#### Problem description:
Gather all lines in the entries that include the word "education".

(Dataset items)
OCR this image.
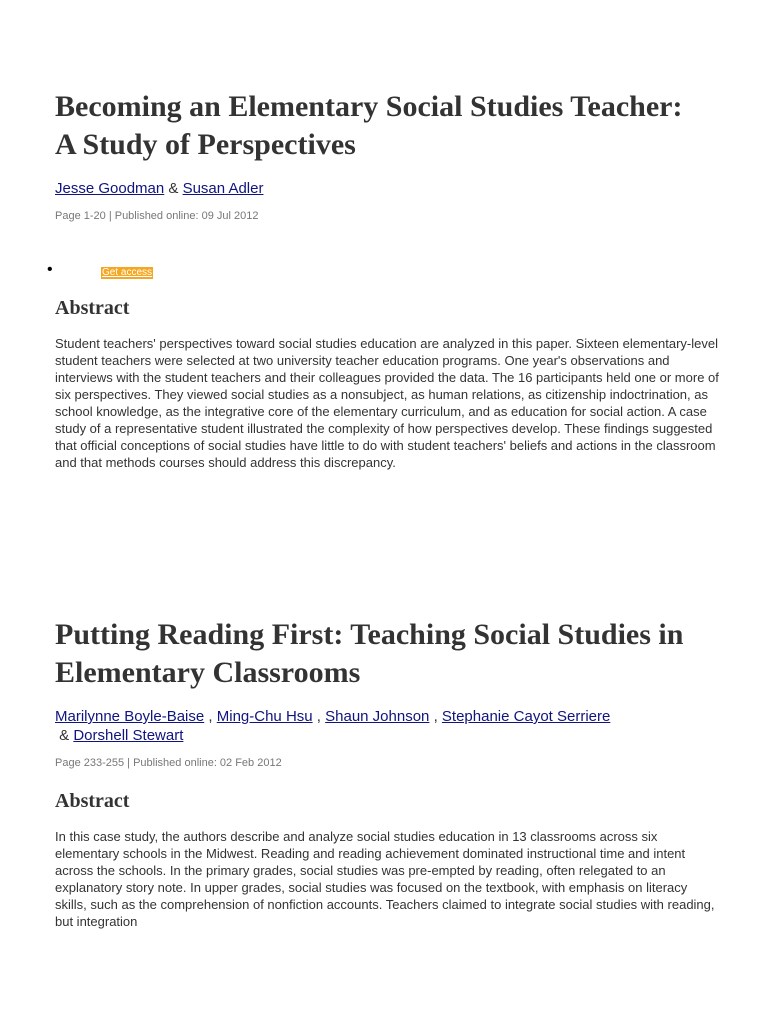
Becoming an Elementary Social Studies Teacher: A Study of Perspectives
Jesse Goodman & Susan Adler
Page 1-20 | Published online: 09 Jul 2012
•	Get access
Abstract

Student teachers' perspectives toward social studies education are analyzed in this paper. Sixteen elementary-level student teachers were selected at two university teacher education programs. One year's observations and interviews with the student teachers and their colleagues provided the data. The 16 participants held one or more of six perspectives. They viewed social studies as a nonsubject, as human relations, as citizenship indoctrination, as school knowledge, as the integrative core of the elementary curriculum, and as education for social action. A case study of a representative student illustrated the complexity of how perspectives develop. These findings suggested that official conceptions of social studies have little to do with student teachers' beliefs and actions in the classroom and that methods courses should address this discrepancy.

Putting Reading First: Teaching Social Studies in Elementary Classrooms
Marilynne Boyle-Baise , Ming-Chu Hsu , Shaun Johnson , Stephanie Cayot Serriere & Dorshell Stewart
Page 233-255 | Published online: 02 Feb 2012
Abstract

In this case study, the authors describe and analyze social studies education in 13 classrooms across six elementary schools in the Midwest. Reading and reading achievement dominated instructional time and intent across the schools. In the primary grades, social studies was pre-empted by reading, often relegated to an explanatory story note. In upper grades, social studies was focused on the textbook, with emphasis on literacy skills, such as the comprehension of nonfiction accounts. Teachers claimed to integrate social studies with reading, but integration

* * *

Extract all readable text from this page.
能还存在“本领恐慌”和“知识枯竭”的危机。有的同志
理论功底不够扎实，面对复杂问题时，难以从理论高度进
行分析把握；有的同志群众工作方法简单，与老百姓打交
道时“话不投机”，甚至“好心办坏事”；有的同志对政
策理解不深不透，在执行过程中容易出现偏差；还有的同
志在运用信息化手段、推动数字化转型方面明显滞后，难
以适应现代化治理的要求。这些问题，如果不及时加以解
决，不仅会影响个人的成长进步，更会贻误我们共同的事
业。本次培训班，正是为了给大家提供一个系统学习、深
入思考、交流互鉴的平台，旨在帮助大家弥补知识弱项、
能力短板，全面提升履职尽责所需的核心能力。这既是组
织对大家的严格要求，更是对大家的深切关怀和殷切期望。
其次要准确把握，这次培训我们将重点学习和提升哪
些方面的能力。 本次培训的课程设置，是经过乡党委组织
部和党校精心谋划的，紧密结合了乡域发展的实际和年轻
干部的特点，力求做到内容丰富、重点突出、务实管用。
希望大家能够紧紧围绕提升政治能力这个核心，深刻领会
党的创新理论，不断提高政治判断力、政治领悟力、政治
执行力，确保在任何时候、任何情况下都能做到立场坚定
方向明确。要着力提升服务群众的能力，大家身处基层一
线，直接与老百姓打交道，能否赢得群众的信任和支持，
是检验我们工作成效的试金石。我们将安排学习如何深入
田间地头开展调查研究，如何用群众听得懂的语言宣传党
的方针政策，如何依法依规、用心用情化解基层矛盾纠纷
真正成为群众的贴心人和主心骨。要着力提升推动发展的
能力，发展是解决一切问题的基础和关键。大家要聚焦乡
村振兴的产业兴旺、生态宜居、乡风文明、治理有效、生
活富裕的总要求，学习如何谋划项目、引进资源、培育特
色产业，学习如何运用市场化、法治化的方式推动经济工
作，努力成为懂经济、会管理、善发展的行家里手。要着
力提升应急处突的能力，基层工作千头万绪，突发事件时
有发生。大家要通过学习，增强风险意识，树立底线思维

#### Exercise answer:
Student teachers' perspectives toward social studies education are analyzed in this paper. Sixteen elementary-level student teachers were selected at two university teacher education programs. One year's observations and interviews with the student teachers and their colleagues provided the data. The 16 participants held one or more of six perspectives. They viewed social studies as a nonsubject, as human relations, as citizenship indoctrination, as school knowledge, as the integrative core of the elementary curriculum, and as education for social action. A case study of a representative student illustrated the complexity of how perspectives develop. These findings suggested that official conceptions of social studies have little to do with student teachers' beliefs and actions in the classroom and that methods courses should address this discrepancy.
In this case study, the authors describe and analyze social studies education in 13 classrooms across six elementary schools in the Midwest. Reading and reading achievement dominated instructional time and intent across the schools. In the primary grades, social studies was pre-empted by reading, often relegated to an explanatory story note. In upper grades, social studies was focused on the textbook, with emphasis on literacy skills, such as the comprehension of nonfiction accounts. Teachers claimed to integrate social studies with reading, but integration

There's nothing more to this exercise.